Collect each line holding the string "name".

* START SOURCE DATA *

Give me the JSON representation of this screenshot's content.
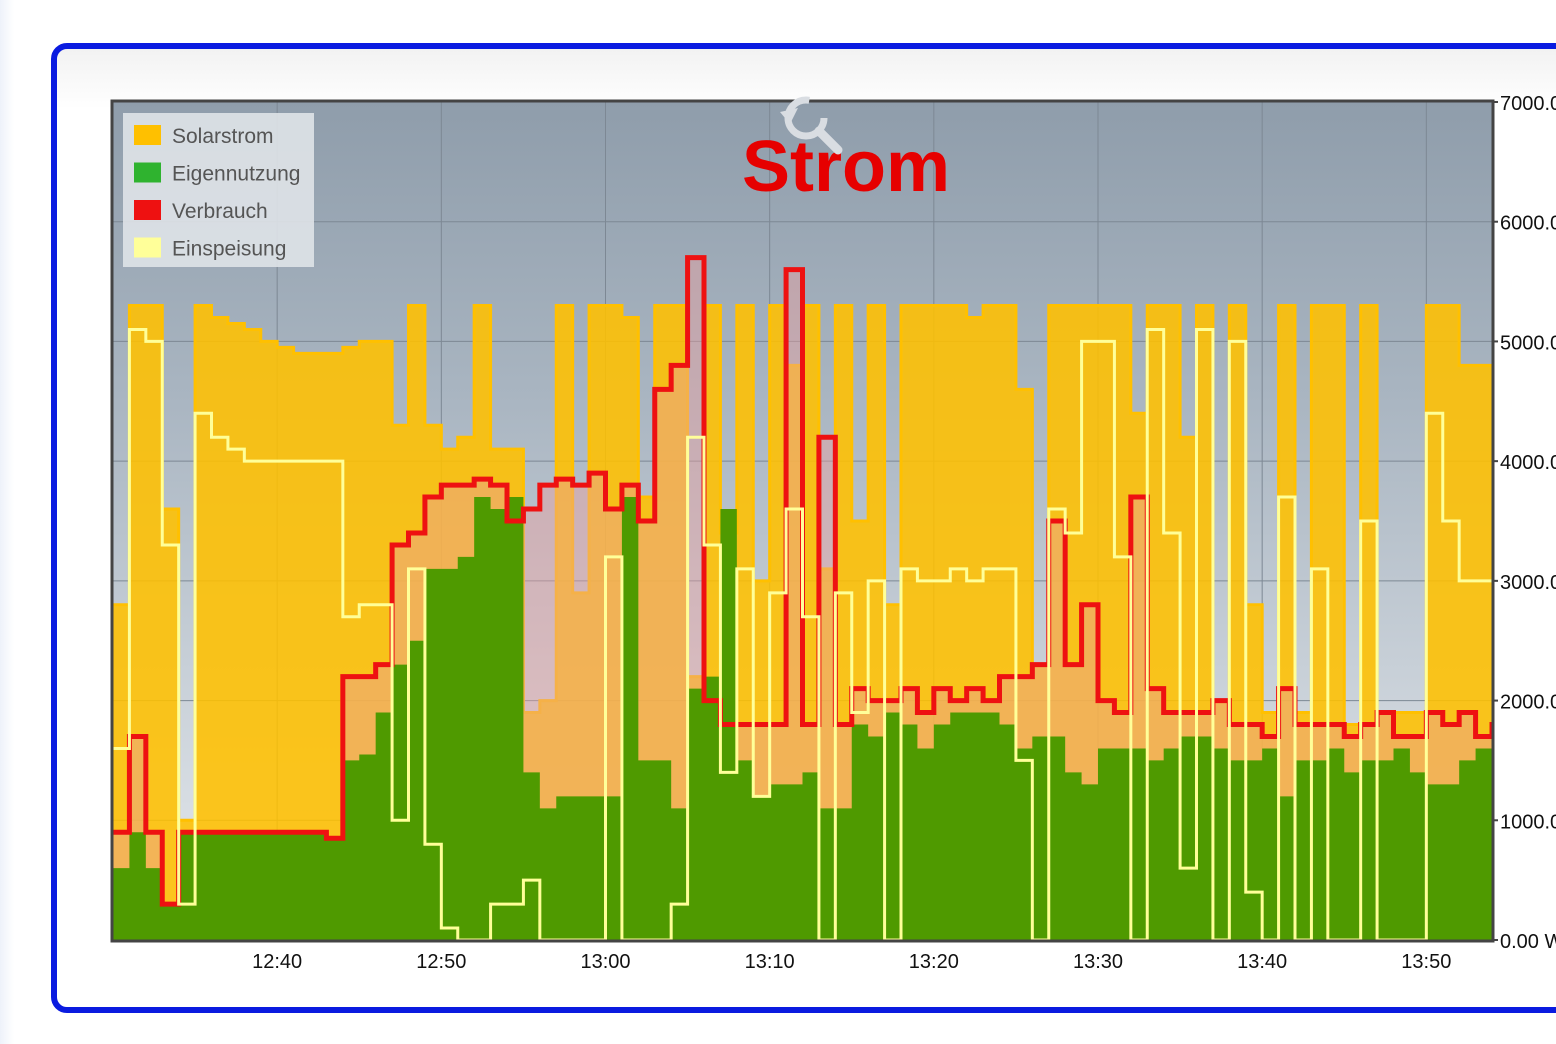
{
  "chart_data": {
    "type": "area",
    "title": "Strom",
    "xlabel": "",
    "ylabel": "",
    "x_ticks": [
      "12:40",
      "12:50",
      "13:00",
      "13:10",
      "13:20",
      "13:30",
      "13:40",
      "13:50"
    ],
    "xlim": [
      "12:30",
      "13:54"
    ],
    "y_ticks": [
      "0.00 W",
      "1000.0",
      "2000.0",
      "3000.0",
      "4000.0",
      "5000.0",
      "6000.0",
      "7000.0"
    ],
    "ylim": [
      0,
      7000
    ],
    "grid": true,
    "legend_position": "top-left",
    "x": [
      "12:30",
      "12:31",
      "12:32",
      "12:33",
      "12:34",
      "12:35",
      "12:36",
      "12:37",
      "12:38",
      "12:39",
      "12:40",
      "12:41",
      "12:42",
      "12:43",
      "12:44",
      "12:45",
      "12:46",
      "12:47",
      "12:48",
      "12:49",
      "12:50",
      "12:51",
      "12:52",
      "12:53",
      "12:54",
      "12:55",
      "12:56",
      "12:57",
      "12:58",
      "12:59",
      "13:00",
      "13:01",
      "13:02",
      "13:03",
      "13:04",
      "13:05",
      "13:06",
      "13:07",
      "13:08",
      "13:09",
      "13:10",
      "13:11",
      "13:12",
      "13:13",
      "13:14",
      "13:15",
      "13:16",
      "13:17",
      "13:18",
      "13:19",
      "13:20",
      "13:21",
      "13:22",
      "13:23",
      "13:24",
      "13:25",
      "13:26",
      "13:27",
      "13:28",
      "13:29",
      "13:30",
      "13:31",
      "13:32",
      "13:33",
      "13:34",
      "13:35",
      "13:36",
      "13:37",
      "13:38",
      "13:39",
      "13:40",
      "13:41",
      "13:42",
      "13:43",
      "13:44",
      "13:45",
      "13:46",
      "13:47",
      "13:48",
      "13:49",
      "13:50",
      "13:51",
      "13:52",
      "13:53",
      "13:54"
    ],
    "series": [
      {
        "name": "Solarstrom",
        "color": "#ffc000",
        "values": [
          2800,
          5300,
          5300,
          3600,
          1000,
          5300,
          5200,
          5150,
          5100,
          5000,
          4950,
          4900,
          4900,
          4900,
          4950,
          5000,
          5000,
          4300,
          5300,
          4300,
          4100,
          4200,
          5300,
          4100,
          4100,
          1900,
          2000,
          5300,
          2900,
          5300,
          5300,
          5200,
          3700,
          5300,
          5300,
          2200,
          5300,
          3400,
          5300,
          3000,
          5300,
          4800,
          5300,
          3100,
          5300,
          3500,
          5300,
          2800,
          5300,
          5300,
          5300,
          5300,
          5200,
          5300,
          5300,
          4600,
          2300,
          5300,
          5300,
          5300,
          5300,
          5300,
          4400,
          5300,
          5300,
          4200,
          5300,
          2000,
          5300,
          2800,
          1900,
          5300,
          1900,
          5300,
          5300,
          1800,
          5300,
          1900,
          1900,
          1900,
          5300,
          5300,
          4800,
          4800,
          4800
        ]
      },
      {
        "name": "Eigennutzung",
        "color": "#2fb32f",
        "values": [
          600,
          900,
          600,
          300,
          900,
          900,
          900,
          900,
          900,
          900,
          900,
          900,
          900,
          850,
          1500,
          1550,
          1900,
          2300,
          2500,
          3100,
          3100,
          3200,
          3700,
          3600,
          3700,
          1400,
          1100,
          1200,
          1200,
          1200,
          1200,
          3700,
          1500,
          1500,
          1100,
          2100,
          2200,
          3600,
          1500,
          1200,
          1300,
          1300,
          1400,
          1100,
          1100,
          1800,
          1700,
          1900,
          1800,
          1600,
          1800,
          1900,
          1900,
          1900,
          1800,
          1600,
          1700,
          1700,
          1400,
          1300,
          1600,
          1600,
          1600,
          1500,
          1600,
          1700,
          1700,
          1600,
          1500,
          1500,
          1600,
          1200,
          1500,
          1500,
          1600,
          1400,
          1500,
          1500,
          1600,
          1400,
          1300,
          1300,
          1500,
          1600,
          1600
        ]
      },
      {
        "name": "Verbrauch",
        "color": "#ee1111",
        "values": [
          900,
          1700,
          900,
          300,
          900,
          900,
          900,
          900,
          900,
          900,
          900,
          900,
          900,
          850,
          2200,
          2200,
          2300,
          3300,
          3400,
          3700,
          3800,
          3800,
          3850,
          3800,
          3500,
          3600,
          3800,
          3850,
          3800,
          3900,
          3600,
          3800,
          3500,
          4600,
          4800,
          5700,
          2000,
          1800,
          1800,
          1800,
          1800,
          5600,
          1800,
          4200,
          1800,
          2100,
          2000,
          2000,
          2100,
          1900,
          2100,
          2000,
          2100,
          2000,
          2200,
          2200,
          2300,
          3500,
          2300,
          2800,
          2000,
          1900,
          3700,
          2100,
          1900,
          1900,
          1900,
          2000,
          1800,
          1800,
          1700,
          2100,
          1800,
          1800,
          1800,
          1700,
          1800,
          1900,
          1700,
          1700,
          1900,
          1800,
          1900,
          1700,
          1800
        ]
      },
      {
        "name": "Einspeisung",
        "color": "#ffff99",
        "values": [
          1600,
          5100,
          5000,
          3300,
          300,
          4400,
          4200,
          4100,
          4000,
          4000,
          4000,
          4000,
          4000,
          4000,
          2700,
          2800,
          2800,
          1000,
          3100,
          800,
          100,
          0,
          0,
          300,
          300,
          500,
          0,
          0,
          0,
          0,
          3200,
          0,
          0,
          0,
          300,
          4200,
          3300,
          1400,
          3100,
          1200,
          2900,
          3600,
          2700,
          0,
          2900,
          1900,
          3000,
          0,
          3100,
          3000,
          3000,
          3100,
          3000,
          3100,
          3100,
          1500,
          0,
          3600,
          3400,
          5000,
          5000,
          3200,
          0,
          5100,
          3400,
          600,
          5100,
          0,
          5000,
          400,
          0,
          3700,
          0,
          3100,
          0,
          0,
          3500,
          0,
          0,
          0,
          4400,
          3500,
          3000,
          3000,
          3000
        ]
      }
    ]
  }
}
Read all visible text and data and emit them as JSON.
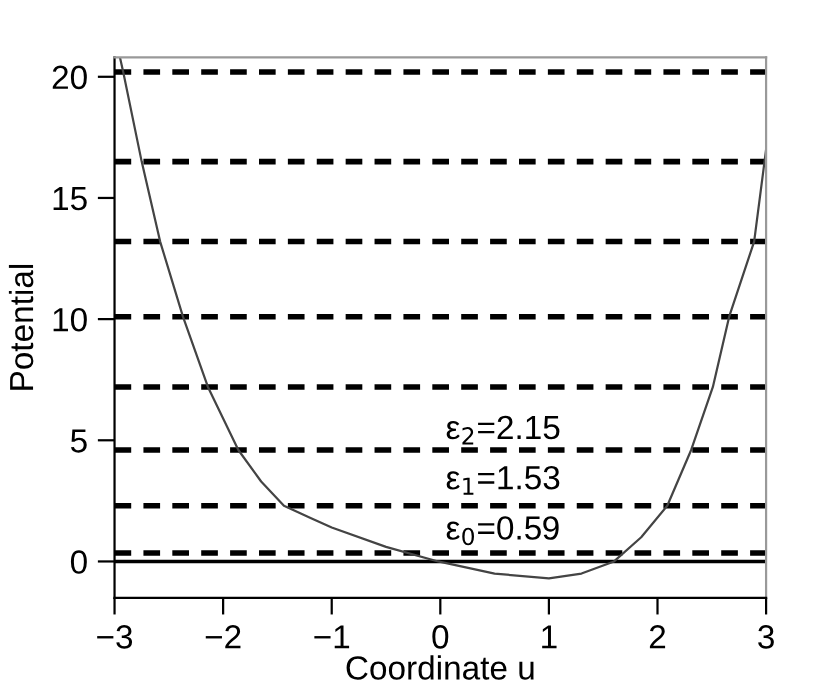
{
  "chart_data": {
    "type": "line",
    "xlabel": "Coordinate u",
    "ylabel": "Potential",
    "x": [
      -2.95,
      -2.92,
      -2.75,
      -2.58,
      -2.37,
      -2.14,
      -1.86,
      -1.65,
      -1.44,
      -1.2,
      -1.0,
      -0.5,
      -0.02,
      0.5,
      1.0,
      1.3,
      1.6,
      1.85,
      2.09,
      2.31,
      2.51,
      2.66,
      2.89,
      3.0
    ],
    "series": [
      {
        "color": "#444444",
        "values": [
          20.8,
          20.2,
          16.5,
          13.2,
          10.1,
          7.2,
          4.6,
          3.3,
          2.3,
          1.8,
          1.4,
          0.6,
          0,
          -0.5,
          -0.7,
          -0.5,
          0,
          1.0,
          2.3,
          4.6,
          7.2,
          10.1,
          13.2,
          17.0
        ]
      }
    ],
    "annotations": [
      "ε$_{0}$=0.59",
      "ε$_{1}$=1.53",
      "ε$_{2}$=2.15"
    ],
    "xlim": [
      -3,
      3
    ],
    "ylim": [
      -1.5,
      20.8
    ],
    "xticks": [
      {
        "value": -3,
        "label": "−3"
      },
      {
        "value": -2,
        "label": "−2"
      },
      {
        "value": -1,
        "label": "−1"
      },
      0,
      1,
      2,
      3
    ],
    "yticks": [
      0,
      5,
      10,
      15,
      20
    ],
    "grid": false,
    "legend": false,
    "marker": "none",
    "line_style": "solid",
    "ref_lines": [
      {
        "axis": "y",
        "value": 0,
        "color": "#000000",
        "line_style": "solid"
      },
      {
        "axis": "y",
        "value": 0.35,
        "color": "#000000",
        "line_style": "dashed"
      },
      {
        "axis": "y",
        "value": 2.3,
        "color": "#000000",
        "line_style": "dashed"
      },
      {
        "axis": "y",
        "value": 4.6,
        "color": "#000000",
        "line_style": "dashed"
      },
      {
        "axis": "y",
        "value": 7.2,
        "color": "#000000",
        "line_style": "dashed"
      },
      {
        "axis": "y",
        "value": 10.1,
        "color": "#000000",
        "line_style": "dashed"
      },
      {
        "axis": "y",
        "value": 13.2,
        "color": "#000000",
        "line_style": "dashed"
      },
      {
        "axis": "y",
        "value": 16.5,
        "color": "#000000",
        "line_style": "dashed"
      },
      {
        "axis": "y",
        "value": 20.2,
        "color": "#000000",
        "line_style": "dashed"
      }
    ]
  }
}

* END SOURCE DATA *

* _TASK RESULT_:
        "name": "Solarstrom",
        "name": "Eigennutzung",
        "name": "Verbrauch",
        "name": "Einspeisung",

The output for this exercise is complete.